[Collected data]
Begin
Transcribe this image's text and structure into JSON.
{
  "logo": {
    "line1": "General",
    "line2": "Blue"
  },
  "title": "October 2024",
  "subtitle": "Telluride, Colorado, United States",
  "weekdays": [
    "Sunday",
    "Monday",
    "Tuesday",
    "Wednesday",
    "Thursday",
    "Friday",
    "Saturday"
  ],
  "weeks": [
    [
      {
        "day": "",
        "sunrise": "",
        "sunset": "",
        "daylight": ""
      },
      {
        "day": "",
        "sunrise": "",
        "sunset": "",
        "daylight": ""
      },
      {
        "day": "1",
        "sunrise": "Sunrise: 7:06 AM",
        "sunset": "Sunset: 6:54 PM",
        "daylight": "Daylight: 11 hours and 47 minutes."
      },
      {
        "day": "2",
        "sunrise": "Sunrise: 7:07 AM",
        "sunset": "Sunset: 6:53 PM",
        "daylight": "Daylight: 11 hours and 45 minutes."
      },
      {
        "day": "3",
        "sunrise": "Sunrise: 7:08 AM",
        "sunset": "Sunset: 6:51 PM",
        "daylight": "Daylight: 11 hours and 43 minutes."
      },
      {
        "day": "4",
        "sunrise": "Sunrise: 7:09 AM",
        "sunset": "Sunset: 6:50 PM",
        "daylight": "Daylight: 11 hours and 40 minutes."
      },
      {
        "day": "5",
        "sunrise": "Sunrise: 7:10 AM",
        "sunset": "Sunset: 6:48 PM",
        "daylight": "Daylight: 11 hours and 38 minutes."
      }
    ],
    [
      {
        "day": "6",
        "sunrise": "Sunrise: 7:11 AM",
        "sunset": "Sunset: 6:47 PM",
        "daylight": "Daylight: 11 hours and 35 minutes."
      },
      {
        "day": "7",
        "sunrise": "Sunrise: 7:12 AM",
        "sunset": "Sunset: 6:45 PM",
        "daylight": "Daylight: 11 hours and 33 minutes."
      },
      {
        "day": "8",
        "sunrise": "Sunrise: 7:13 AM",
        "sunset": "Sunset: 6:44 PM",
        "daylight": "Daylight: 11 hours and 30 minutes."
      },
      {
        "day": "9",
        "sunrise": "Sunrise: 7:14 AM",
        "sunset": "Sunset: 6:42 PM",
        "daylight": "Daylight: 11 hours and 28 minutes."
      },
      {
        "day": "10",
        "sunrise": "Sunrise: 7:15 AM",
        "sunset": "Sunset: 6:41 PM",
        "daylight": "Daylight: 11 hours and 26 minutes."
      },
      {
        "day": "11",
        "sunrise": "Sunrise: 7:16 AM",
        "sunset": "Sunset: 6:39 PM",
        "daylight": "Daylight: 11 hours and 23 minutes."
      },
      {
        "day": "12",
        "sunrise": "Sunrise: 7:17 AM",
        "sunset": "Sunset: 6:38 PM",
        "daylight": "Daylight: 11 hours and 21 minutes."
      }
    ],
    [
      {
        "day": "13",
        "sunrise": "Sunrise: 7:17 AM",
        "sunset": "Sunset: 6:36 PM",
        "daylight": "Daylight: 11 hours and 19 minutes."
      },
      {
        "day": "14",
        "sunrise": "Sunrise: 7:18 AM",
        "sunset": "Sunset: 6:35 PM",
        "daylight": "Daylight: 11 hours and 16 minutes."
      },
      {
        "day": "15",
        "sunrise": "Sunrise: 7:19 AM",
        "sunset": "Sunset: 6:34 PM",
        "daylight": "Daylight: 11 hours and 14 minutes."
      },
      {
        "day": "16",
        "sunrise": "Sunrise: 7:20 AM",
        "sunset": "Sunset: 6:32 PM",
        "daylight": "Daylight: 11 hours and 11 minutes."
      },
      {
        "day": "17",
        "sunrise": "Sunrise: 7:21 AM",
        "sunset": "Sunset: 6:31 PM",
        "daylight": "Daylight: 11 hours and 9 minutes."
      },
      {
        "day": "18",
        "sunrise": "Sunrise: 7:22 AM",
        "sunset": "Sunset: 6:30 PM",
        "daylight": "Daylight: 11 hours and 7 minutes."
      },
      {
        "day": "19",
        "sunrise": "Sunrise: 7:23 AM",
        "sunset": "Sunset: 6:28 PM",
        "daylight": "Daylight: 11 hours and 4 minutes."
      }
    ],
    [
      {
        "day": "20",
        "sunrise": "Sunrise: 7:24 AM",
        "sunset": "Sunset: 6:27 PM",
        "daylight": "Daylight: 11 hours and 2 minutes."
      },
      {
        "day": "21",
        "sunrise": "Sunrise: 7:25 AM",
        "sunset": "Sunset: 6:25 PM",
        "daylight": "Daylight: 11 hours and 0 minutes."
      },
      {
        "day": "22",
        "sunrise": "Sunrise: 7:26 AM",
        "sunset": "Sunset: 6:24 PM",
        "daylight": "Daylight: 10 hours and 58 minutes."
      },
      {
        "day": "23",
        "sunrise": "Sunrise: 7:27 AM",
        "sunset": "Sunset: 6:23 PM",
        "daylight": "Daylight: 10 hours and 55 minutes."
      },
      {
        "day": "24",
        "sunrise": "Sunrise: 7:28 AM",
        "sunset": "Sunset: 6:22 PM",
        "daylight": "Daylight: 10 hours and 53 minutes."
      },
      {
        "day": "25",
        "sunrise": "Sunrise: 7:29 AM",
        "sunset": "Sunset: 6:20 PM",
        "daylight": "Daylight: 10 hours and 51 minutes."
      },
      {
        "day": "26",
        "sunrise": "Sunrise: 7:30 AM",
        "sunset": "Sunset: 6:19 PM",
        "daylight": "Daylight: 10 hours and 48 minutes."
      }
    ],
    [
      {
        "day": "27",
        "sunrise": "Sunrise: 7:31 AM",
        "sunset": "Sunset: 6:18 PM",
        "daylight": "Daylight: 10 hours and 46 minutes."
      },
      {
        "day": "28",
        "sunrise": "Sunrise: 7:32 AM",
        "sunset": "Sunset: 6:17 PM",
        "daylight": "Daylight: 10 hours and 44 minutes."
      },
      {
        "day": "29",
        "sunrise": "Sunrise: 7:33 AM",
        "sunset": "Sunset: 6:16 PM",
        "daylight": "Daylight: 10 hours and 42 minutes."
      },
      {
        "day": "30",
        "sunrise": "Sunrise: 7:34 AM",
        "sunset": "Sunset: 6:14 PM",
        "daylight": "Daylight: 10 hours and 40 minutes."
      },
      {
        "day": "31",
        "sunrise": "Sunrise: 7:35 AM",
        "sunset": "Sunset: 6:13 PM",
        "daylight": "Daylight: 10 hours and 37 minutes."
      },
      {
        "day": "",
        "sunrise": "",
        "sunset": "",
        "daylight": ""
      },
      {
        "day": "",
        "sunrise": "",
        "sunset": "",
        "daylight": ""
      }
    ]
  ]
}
End
*Exercise requirements:* Print the listing above in full, exactly as it is.

*Written solution:*
Transcribe this image's text and structure into JSON.
{
  "logo": {
    "line1": "General",
    "line2": "Blue"
  },
  "title": "October 2024",
  "subtitle": "Telluride, Colorado, United States",
  "weekdays": [
    "Sunday",
    "Monday",
    "Tuesday",
    "Wednesday",
    "Thursday",
    "Friday",
    "Saturday"
  ],
  "weeks": [
    [
      {
        "day": "",
        "sunrise": "",
        "sunset": "",
        "daylight": ""
      },
      {
        "day": "",
        "sunrise": "",
        "sunset": "",
        "daylight": ""
      },
      {
        "day": "1",
        "sunrise": "Sunrise: 7:06 AM",
        "sunset": "Sunset: 6:54 PM",
        "daylight": "Daylight: 11 hours and 47 minutes."
      },
      {
        "day": "2",
        "sunrise": "Sunrise: 7:07 AM",
        "sunset": "Sunset: 6:53 PM",
        "daylight": "Daylight: 11 hours and 45 minutes."
      },
      {
        "day": "3",
        "sunrise": "Sunrise: 7:08 AM",
        "sunset": "Sunset: 6:51 PM",
        "daylight": "Daylight: 11 hours and 43 minutes."
      },
      {
        "day": "4",
        "sunrise": "Sunrise: 7:09 AM",
        "sunset": "Sunset: 6:50 PM",
        "daylight": "Daylight: 11 hours and 40 minutes."
      },
      {
        "day": "5",
        "sunrise": "Sunrise: 7:10 AM",
        "sunset": "Sunset: 6:48 PM",
        "daylight": "Daylight: 11 hours and 38 minutes."
      }
    ],
    [
      {
        "day": "6",
        "sunrise": "Sunrise: 7:11 AM",
        "sunset": "Sunset: 6:47 PM",
        "daylight": "Daylight: 11 hours and 35 minutes."
      },
      {
        "day": "7",
        "sunrise": "Sunrise: 7:12 AM",
        "sunset": "Sunset: 6:45 PM",
        "daylight": "Daylight: 11 hours and 33 minutes."
      },
      {
        "day": "8",
        "sunrise": "Sunrise: 7:13 AM",
        "sunset": "Sunset: 6:44 PM",
        "daylight": "Daylight: 11 hours and 30 minutes."
      },
      {
        "day": "9",
        "sunrise": "Sunrise: 7:14 AM",
        "sunset": "Sunset: 6:42 PM",
        "daylight": "Daylight: 11 hours and 28 minutes."
      },
      {
        "day": "10",
        "sunrise": "Sunrise: 7:15 AM",
        "sunset": "Sunset: 6:41 PM",
        "daylight": "Daylight: 11 hours and 26 minutes."
      },
      {
        "day": "11",
        "sunrise": "Sunrise: 7:16 AM",
        "sunset": "Sunset: 6:39 PM",
        "daylight": "Daylight: 11 hours and 23 minutes."
      },
      {
        "day": "12",
        "sunrise": "Sunrise: 7:17 AM",
        "sunset": "Sunset: 6:38 PM",
        "daylight": "Daylight: 11 hours and 21 minutes."
      }
    ],
    [
      {
        "day": "13",
        "sunrise": "Sunrise: 7:17 AM",
        "sunset": "Sunset: 6:36 PM",
        "daylight": "Daylight: 11 hours and 19 minutes."
      },
      {
        "day": "14",
        "sunrise": "Sunrise: 7:18 AM",
        "sunset": "Sunset: 6:35 PM",
        "daylight": "Daylight: 11 hours and 16 minutes."
      },
      {
        "day": "15",
        "sunrise": "Sunrise: 7:19 AM",
        "sunset": "Sunset: 6:34 PM",
        "daylight": "Daylight: 11 hours and 14 minutes."
      },
      {
        "day": "16",
        "sunrise": "Sunrise: 7:20 AM",
        "sunset": "Sunset: 6:32 PM",
        "daylight": "Daylight: 11 hours and 11 minutes."
      },
      {
        "day": "17",
        "sunrise": "Sunrise: 7:21 AM",
        "sunset": "Sunset: 6:31 PM",
        "daylight": "Daylight: 11 hours and 9 minutes."
      },
      {
        "day": "18",
        "sunrise": "Sunrise: 7:22 AM",
        "sunset": "Sunset: 6:30 PM",
        "daylight": "Daylight: 11 hours and 7 minutes."
      },
      {
        "day": "19",
        "sunrise": "Sunrise: 7:23 AM",
        "sunset": "Sunset: 6:28 PM",
        "daylight": "Daylight: 11 hours and 4 minutes."
      }
    ],
    [
      {
        "day": "20",
        "sunrise": "Sunrise: 7:24 AM",
        "sunset": "Sunset: 6:27 PM",
        "daylight": "Daylight: 11 hours and 2 minutes."
      },
      {
        "day": "21",
        "sunrise": "Sunrise: 7:25 AM",
        "sunset": "Sunset: 6:25 PM",
        "daylight": "Daylight: 11 hours and 0 minutes."
      },
      {
        "day": "22",
        "sunrise": "Sunrise: 7:26 AM",
        "sunset": "Sunset: 6:24 PM",
        "daylight": "Daylight: 10 hours and 58 minutes."
      },
      {
        "day": "23",
        "sunrise": "Sunrise: 7:27 AM",
        "sunset": "Sunset: 6:23 PM",
        "daylight": "Daylight: 10 hours and 55 minutes."
      },
      {
        "day": "24",
        "sunrise": "Sunrise: 7:28 AM",
        "sunset": "Sunset: 6:22 PM",
        "daylight": "Daylight: 10 hours and 53 minutes."
      },
      {
        "day": "25",
        "sunrise": "Sunrise: 7:29 AM",
        "sunset": "Sunset: 6:20 PM",
        "daylight": "Daylight: 10 hours and 51 minutes."
      },
      {
        "day": "26",
        "sunrise": "Sunrise: 7:30 AM",
        "sunset": "Sunset: 6:19 PM",
        "daylight": "Daylight: 10 hours and 48 minutes."
      }
    ],
    [
      {
        "day": "27",
        "sunrise": "Sunrise: 7:31 AM",
        "sunset": "Sunset: 6:18 PM",
        "daylight": "Daylight: 10 hours and 46 minutes."
      },
      {
        "day": "28",
        "sunrise": "Sunrise: 7:32 AM",
        "sunset": "Sunset: 6:17 PM",
        "daylight": "Daylight: 10 hours and 44 minutes."
      },
      {
        "day": "29",
        "sunrise": "Sunrise: 7:33 AM",
        "sunset": "Sunset: 6:16 PM",
        "daylight": "Daylight: 10 hours and 42 minutes."
      },
      {
        "day": "30",
        "sunrise": "Sunrise: 7:34 AM",
        "sunset": "Sunset: 6:14 PM",
        "daylight": "Daylight: 10 hours and 40 minutes."
      },
      {
        "day": "31",
        "sunrise": "Sunrise: 7:35 AM",
        "sunset": "Sunset: 6:13 PM",
        "daylight": "Daylight: 10 hours and 37 minutes."
      },
      {
        "day": "",
        "sunrise": "",
        "sunset": "",
        "daylight": ""
      },
      {
        "day": "",
        "sunrise": "",
        "sunset": "",
        "daylight": ""
      }
    ]
  ]
}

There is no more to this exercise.